SUPPLIED INFORMATION:
• • • •
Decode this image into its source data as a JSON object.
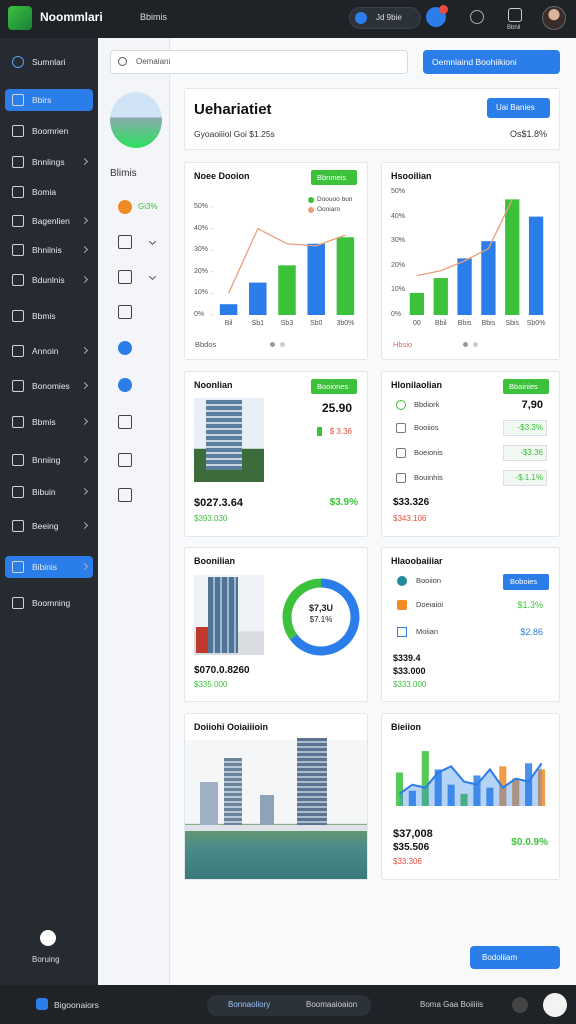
{
  "topbar": {
    "app_name": "Noommlari",
    "tab": "Bbimis",
    "pill": "Jd 9bie",
    "badge": "Bbhll"
  },
  "sidebar": {
    "items": [
      {
        "label": "Sumnlari"
      },
      {
        "label": "Bbirs",
        "active": true
      },
      {
        "label": "Boomrien"
      },
      {
        "label": "Bnnlings"
      },
      {
        "label": "Bomia"
      },
      {
        "label": "Bagenlien"
      },
      {
        "label": "Bhnilnis"
      },
      {
        "label": "Bdunlnis"
      },
      {
        "label": "Bbmis"
      },
      {
        "label": "Annoin"
      },
      {
        "label": "Bonomies"
      },
      {
        "label": "Bbmis"
      },
      {
        "label": "Bnniing"
      },
      {
        "label": "Bibuin"
      },
      {
        "label": "Beeing"
      },
      {
        "label": "Bibinis",
        "active": true
      },
      {
        "label": "Boomning"
      }
    ],
    "footer": "Boruing"
  },
  "subnav": {
    "title": "Blimis",
    "stat": "Gi3%"
  },
  "search": {
    "placeholder": "Oemaiani",
    "button": "Oemnlaind  Boohiikioni"
  },
  "header": {
    "title": "Uehariatiet",
    "button": "Uai Banies",
    "subtitle": "Gyoaoiiiol  Goi $1.25s",
    "stat": "Os$1.8%"
  },
  "cards": [
    {
      "title": "Noee Dooion",
      "button": "Bbnmeis",
      "footer": "Bbdos",
      "chart": {
        "type": "bar",
        "categories": [
          "Bil",
          "Sb1",
          "Sb3",
          "Sb0",
          "3b0%"
        ],
        "ylim": [
          0,
          50
        ],
        "yticks": [
          {
            "value": 0,
            "label": "0%"
          },
          {
            "value": 10,
            "label": "10%"
          },
          {
            "value": 20,
            "label": "20%"
          },
          {
            "value": 30,
            "label": "30%"
          },
          {
            "value": 40,
            "label": "40%"
          },
          {
            "value": 50,
            "label": "50%"
          }
        ],
        "series": [
          {
            "name": "Doouoo bun",
            "type": "bar",
            "color": "#3cc13b",
            "colors": [
              "#2b7de9",
              "#2b7de9",
              "#3cc13b",
              "#2b7de9",
              "#3cc13b"
            ],
            "values": [
              5,
              15,
              23,
              33,
              36
            ]
          },
          {
            "name": "Ooniaro",
            "type": "line",
            "color": "#e8a07a",
            "values": [
              10,
              40,
              33,
              32,
              37
            ]
          }
        ]
      }
    },
    {
      "title": "Hsooilian",
      "footer": "Hbsio",
      "chart": {
        "type": "bar",
        "categories": [
          "00",
          "Bbil",
          "Bbis",
          "Bbis",
          "Sbis",
          "Sb0%"
        ],
        "ylim": [
          0,
          50
        ],
        "yticks": [
          {
            "value": 0,
            "label": "0%"
          },
          {
            "value": 10,
            "label": "10%"
          },
          {
            "value": 20,
            "label": "20%"
          },
          {
            "value": 30,
            "label": "30%"
          },
          {
            "value": 40,
            "label": "40%"
          },
          {
            "value": 50,
            "label": "50%"
          }
        ],
        "series": [
          {
            "type": "bar",
            "colors": [
              "#3cc13b",
              "#3cc13b",
              "#2b7de9",
              "#2b7de9",
              "#3cc13b",
              "#2b7de9"
            ],
            "values": [
              9,
              15,
              23,
              30,
              47,
              40
            ]
          },
          {
            "type": "line",
            "color": "#e8a07a",
            "values": [
              16,
              18,
              22,
              27,
              47,
              null
            ]
          }
        ]
      }
    },
    {
      "title": "Noonlian",
      "button": "Booiones",
      "value": "25.90",
      "change": "$ 3.36",
      "total": "$027.3.64",
      "total_change": "$3.9%",
      "sub": "$393.030"
    },
    {
      "title": "Hlonilaolian",
      "button": "Bbainies",
      "rows": [
        {
          "label": "Bbdiork",
          "value": "7,90"
        },
        {
          "label": "Booiios",
          "value": "-$3.3%"
        },
        {
          "label": "Boeionis",
          "value": "-$3.36"
        },
        {
          "label": "Bouinhis",
          "value": "-$.1.1%"
        }
      ],
      "total": "$33.326",
      "sub": "$343.106"
    },
    {
      "title": "Boonilian",
      "donut_value": "$7,3U",
      "donut_change": "$7.1%",
      "donut": [
        {
          "color": "#2b7de9",
          "value": 65
        },
        {
          "color": "#3cc13b",
          "value": 35
        }
      ],
      "total": "$070.0.8260",
      "sub": "$335.000"
    },
    {
      "title": "Hlaoobaiiiar",
      "button": "Boboies",
      "rows": [
        {
          "label": "Booiion"
        },
        {
          "label": "Doeiaioi",
          "value": "$1.3%"
        },
        {
          "label": "Moiian",
          "value": "$2.86"
        }
      ],
      "totals": [
        "$339.4",
        "$33.000"
      ],
      "sub": "$333.000"
    },
    {
      "title": "Doiiohi Ooiaiiioin"
    },
    {
      "title": "Bieiion",
      "chart": {
        "type": "area",
        "ylim": [
          0,
          100
        ],
        "series": [
          {
            "type": "bar",
            "colors": [
              "#3cc13b",
              "#2b7de9",
              "#3cc13b",
              "#2b7de9",
              "#2b7de9",
              "#3cc13b",
              "#2b7de9",
              "#2b7de9",
              "#f08a24",
              "#f08a24",
              "#2b7de9",
              "#f08a24"
            ],
            "values": [
              55,
              25,
              90,
              60,
              35,
              20,
              50,
              30,
              65,
              45,
              70,
              60
            ]
          },
          {
            "type": "area",
            "color": "#2b7de9",
            "values": [
              20,
              35,
              30,
              55,
              65,
              40,
              35,
              60,
              30,
              45,
              40,
              70
            ]
          }
        ]
      },
      "values": [
        "$37,008",
        "$35.506"
      ],
      "sub": "$33.306",
      "change": "$0.0.9%"
    }
  ],
  "fab": "Bodoliiam",
  "bottombar": {
    "left": "Bigoonaiors",
    "tab1": "Bonnaoliory",
    "tab2": "Boomaaioaion",
    "right": "Boma Gaa Boiiiiis"
  }
}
• • • •
Of the lines above, copy each that contains "button".

EXERCISE ANSWER:
    "button": "Oemnlaind  Boohiikioni"
    "button": "Uai Banies",
      "button": "Bbnmeis",
      "button": "Booiones",
      "button": "Bbainies",
      "button": "Boboies",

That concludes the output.